→ **AIM**
From the entries below, extract every line that includes the word "jedoch".

→ **RECORDS SHOWN**
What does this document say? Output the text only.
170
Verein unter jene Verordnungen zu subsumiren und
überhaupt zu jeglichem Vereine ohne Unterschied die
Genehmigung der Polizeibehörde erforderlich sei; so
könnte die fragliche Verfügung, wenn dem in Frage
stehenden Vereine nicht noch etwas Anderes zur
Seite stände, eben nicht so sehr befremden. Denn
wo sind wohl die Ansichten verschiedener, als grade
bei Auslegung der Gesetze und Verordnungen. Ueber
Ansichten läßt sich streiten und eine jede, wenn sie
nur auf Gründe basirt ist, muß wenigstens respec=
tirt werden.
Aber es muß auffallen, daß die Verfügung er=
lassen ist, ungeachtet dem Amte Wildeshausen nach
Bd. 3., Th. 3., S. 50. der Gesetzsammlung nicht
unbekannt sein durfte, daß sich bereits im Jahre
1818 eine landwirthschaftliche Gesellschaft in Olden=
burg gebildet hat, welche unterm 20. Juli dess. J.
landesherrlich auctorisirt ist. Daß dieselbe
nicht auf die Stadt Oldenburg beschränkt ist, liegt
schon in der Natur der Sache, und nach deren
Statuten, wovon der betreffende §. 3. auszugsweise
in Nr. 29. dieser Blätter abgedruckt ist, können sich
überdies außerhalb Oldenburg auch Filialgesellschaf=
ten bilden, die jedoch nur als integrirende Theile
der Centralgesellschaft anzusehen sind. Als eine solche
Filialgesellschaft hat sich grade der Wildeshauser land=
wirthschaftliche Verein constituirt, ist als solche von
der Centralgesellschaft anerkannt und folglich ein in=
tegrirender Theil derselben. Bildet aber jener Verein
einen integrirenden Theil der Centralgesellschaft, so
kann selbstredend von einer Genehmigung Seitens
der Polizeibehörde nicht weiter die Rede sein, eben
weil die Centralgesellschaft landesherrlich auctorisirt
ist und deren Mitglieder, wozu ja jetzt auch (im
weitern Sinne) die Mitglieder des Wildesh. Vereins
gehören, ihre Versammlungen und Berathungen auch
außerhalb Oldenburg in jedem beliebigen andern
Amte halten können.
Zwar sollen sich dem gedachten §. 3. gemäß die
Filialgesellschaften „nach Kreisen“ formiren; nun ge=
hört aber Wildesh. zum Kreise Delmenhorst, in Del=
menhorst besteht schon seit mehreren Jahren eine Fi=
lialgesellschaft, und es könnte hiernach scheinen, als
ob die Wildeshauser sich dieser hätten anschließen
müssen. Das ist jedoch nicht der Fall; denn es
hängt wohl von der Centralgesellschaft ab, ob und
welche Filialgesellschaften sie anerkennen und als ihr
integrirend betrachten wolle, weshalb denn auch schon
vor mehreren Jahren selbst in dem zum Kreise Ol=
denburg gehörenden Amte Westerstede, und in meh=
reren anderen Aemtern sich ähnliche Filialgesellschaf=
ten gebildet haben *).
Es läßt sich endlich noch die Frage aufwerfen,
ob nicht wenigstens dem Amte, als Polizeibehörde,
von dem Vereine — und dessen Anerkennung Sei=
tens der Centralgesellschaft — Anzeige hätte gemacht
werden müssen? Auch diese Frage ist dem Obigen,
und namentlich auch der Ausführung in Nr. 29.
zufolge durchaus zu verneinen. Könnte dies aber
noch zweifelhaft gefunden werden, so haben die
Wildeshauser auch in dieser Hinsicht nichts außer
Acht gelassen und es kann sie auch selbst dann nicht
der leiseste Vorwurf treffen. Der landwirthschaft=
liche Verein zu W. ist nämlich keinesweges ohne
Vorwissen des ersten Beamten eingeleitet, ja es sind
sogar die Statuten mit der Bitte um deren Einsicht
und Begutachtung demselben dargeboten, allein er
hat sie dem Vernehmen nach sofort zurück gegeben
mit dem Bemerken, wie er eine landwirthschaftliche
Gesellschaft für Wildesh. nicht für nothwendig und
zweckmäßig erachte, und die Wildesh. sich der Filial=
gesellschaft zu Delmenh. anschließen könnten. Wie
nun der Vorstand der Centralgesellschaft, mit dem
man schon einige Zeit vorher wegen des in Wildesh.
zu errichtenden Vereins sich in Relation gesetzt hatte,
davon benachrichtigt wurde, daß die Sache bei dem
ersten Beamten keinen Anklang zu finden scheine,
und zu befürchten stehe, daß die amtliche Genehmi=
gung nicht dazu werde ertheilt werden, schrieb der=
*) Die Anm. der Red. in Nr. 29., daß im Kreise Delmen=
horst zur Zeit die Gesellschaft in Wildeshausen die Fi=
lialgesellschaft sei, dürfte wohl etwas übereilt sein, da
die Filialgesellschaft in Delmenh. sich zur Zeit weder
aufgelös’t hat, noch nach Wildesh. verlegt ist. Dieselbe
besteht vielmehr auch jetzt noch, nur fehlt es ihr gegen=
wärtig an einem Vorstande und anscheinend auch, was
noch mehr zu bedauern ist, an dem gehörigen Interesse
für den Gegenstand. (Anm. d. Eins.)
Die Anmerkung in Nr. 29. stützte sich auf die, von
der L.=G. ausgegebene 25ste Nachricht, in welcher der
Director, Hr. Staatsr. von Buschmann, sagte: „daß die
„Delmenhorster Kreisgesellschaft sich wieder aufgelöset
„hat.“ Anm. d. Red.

---

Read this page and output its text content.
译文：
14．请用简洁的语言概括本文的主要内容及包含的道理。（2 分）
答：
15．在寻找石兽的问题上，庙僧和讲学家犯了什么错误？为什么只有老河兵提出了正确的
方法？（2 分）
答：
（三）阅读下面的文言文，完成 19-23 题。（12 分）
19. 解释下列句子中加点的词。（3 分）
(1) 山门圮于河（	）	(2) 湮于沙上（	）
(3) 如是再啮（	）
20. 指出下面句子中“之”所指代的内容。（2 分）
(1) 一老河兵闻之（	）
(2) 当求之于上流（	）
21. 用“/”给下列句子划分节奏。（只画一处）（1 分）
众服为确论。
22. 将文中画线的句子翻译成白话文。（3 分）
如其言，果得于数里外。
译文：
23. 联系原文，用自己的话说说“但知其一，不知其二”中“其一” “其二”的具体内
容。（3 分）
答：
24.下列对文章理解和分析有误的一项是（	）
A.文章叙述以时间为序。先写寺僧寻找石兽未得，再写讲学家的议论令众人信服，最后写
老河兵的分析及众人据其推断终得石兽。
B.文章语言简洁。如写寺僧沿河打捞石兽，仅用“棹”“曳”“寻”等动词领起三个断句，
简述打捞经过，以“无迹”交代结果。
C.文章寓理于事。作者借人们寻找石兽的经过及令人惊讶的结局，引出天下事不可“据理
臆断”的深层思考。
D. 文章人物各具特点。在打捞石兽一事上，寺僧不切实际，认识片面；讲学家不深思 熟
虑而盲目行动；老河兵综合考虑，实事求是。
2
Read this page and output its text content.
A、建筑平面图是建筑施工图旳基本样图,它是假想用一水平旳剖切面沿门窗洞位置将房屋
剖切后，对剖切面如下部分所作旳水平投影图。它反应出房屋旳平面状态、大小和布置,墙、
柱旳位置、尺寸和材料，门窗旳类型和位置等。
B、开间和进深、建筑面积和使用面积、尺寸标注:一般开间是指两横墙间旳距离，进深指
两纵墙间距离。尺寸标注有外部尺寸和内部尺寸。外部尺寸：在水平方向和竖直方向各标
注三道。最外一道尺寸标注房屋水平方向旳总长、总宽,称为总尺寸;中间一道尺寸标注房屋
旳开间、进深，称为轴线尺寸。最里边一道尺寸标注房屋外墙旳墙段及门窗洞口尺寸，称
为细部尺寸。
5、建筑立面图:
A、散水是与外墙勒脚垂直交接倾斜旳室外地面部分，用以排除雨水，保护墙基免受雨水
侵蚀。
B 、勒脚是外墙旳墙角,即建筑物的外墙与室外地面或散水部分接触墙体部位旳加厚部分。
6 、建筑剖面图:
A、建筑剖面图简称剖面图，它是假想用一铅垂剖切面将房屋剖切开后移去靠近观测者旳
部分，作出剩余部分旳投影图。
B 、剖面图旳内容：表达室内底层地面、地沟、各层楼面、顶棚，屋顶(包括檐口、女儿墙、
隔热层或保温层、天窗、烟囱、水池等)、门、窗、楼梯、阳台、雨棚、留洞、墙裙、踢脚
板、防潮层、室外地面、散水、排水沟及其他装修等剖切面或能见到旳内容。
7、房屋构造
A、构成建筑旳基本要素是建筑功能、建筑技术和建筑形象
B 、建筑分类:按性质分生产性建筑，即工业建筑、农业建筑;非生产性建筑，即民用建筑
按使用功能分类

--

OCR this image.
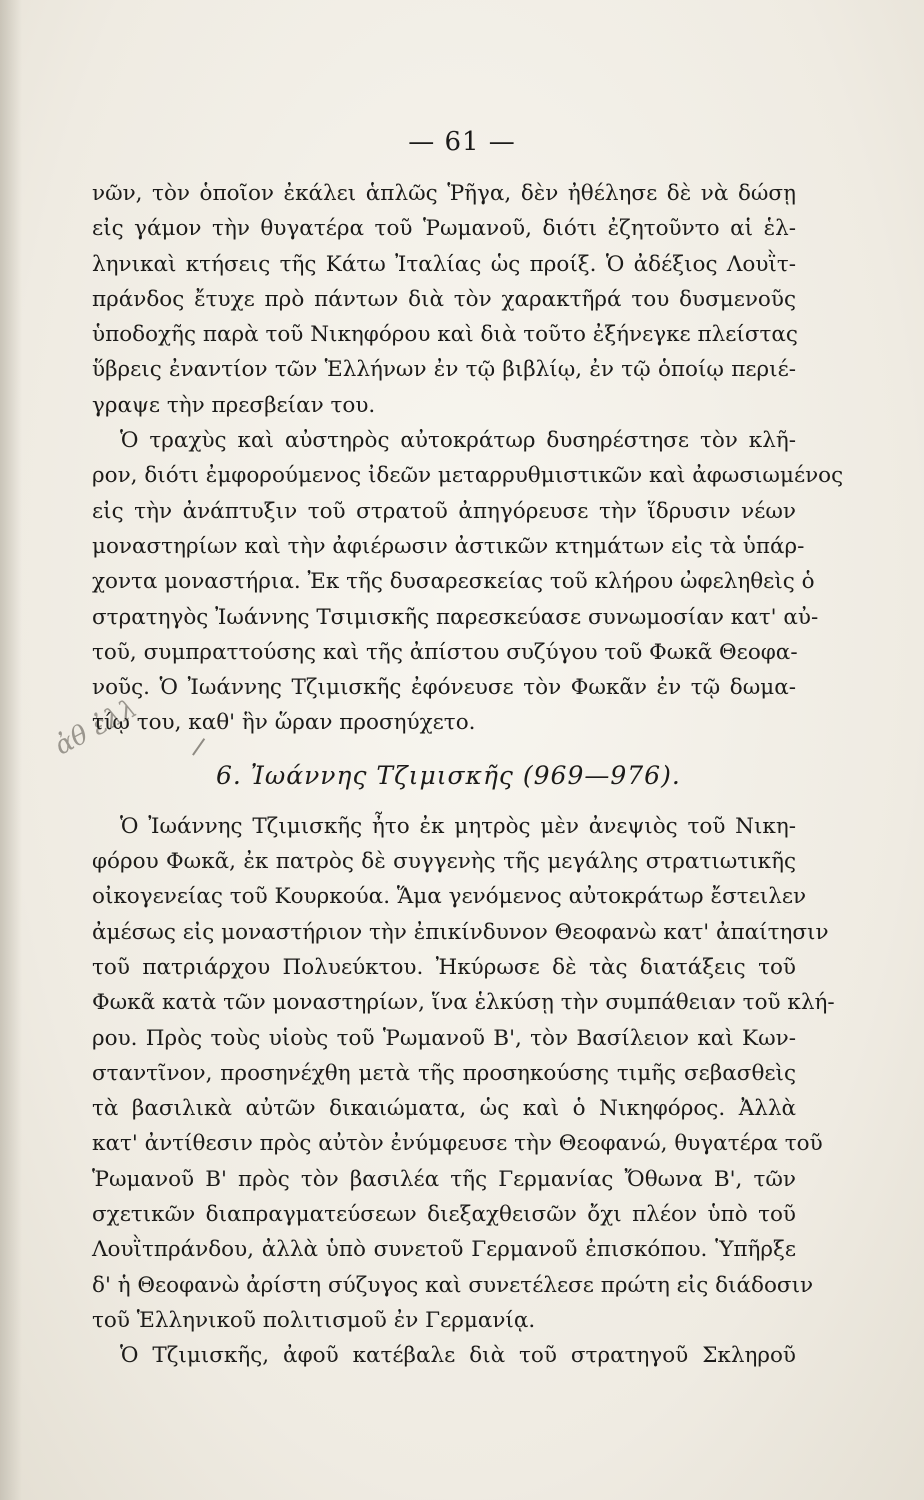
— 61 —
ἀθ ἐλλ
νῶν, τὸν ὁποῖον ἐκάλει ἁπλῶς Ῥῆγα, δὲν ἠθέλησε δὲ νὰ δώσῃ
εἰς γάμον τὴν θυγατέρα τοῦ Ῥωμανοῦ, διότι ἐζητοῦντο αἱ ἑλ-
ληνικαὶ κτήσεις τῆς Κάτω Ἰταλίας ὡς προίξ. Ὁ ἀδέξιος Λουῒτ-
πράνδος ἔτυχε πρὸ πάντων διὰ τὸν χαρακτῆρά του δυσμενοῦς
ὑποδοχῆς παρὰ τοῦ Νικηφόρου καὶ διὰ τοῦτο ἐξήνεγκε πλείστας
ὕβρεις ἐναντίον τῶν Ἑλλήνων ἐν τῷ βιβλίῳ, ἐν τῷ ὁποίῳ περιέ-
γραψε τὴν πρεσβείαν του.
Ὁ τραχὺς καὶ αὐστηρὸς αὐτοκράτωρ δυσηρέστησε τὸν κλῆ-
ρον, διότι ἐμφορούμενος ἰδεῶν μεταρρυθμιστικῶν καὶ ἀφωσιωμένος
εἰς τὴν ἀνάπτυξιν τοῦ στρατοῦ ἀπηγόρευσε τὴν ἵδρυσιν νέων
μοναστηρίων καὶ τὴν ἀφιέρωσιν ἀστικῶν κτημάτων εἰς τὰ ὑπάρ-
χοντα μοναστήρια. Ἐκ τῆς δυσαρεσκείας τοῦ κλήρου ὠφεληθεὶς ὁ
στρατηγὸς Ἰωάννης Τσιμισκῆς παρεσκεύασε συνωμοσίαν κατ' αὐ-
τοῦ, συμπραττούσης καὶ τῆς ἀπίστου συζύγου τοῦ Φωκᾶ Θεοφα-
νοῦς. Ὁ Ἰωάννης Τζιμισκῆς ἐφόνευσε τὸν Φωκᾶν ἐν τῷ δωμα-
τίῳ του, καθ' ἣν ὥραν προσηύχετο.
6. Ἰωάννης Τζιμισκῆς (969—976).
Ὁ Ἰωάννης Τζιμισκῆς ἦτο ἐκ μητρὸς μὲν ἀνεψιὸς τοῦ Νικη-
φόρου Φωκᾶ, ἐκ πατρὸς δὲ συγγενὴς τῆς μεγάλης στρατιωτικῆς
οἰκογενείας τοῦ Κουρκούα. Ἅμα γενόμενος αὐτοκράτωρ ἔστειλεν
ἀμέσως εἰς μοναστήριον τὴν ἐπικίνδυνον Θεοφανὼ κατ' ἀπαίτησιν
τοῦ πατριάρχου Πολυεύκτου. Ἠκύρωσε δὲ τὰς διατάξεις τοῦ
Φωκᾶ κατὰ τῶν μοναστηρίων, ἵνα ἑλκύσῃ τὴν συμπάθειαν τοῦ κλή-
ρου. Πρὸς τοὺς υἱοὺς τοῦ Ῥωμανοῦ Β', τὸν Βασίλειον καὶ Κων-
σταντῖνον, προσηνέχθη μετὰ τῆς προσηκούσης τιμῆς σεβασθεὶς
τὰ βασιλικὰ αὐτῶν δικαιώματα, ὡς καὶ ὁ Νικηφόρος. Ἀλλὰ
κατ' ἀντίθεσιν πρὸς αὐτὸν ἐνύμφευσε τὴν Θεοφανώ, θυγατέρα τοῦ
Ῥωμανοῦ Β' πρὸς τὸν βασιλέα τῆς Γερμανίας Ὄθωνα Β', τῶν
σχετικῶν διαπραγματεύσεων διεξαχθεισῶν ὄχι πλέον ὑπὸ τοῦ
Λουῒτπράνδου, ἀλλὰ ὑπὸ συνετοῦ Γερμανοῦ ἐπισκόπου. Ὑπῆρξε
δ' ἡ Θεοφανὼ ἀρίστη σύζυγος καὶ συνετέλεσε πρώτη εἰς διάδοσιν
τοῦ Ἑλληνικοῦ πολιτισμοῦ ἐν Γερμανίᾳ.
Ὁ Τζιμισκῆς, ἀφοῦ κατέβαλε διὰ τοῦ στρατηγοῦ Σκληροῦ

→ **REPLY TO THE TASK**
ten bilden, die jedoch nur als integrirende Theile
müssen. Das ist jedoch nicht der Fall; denn es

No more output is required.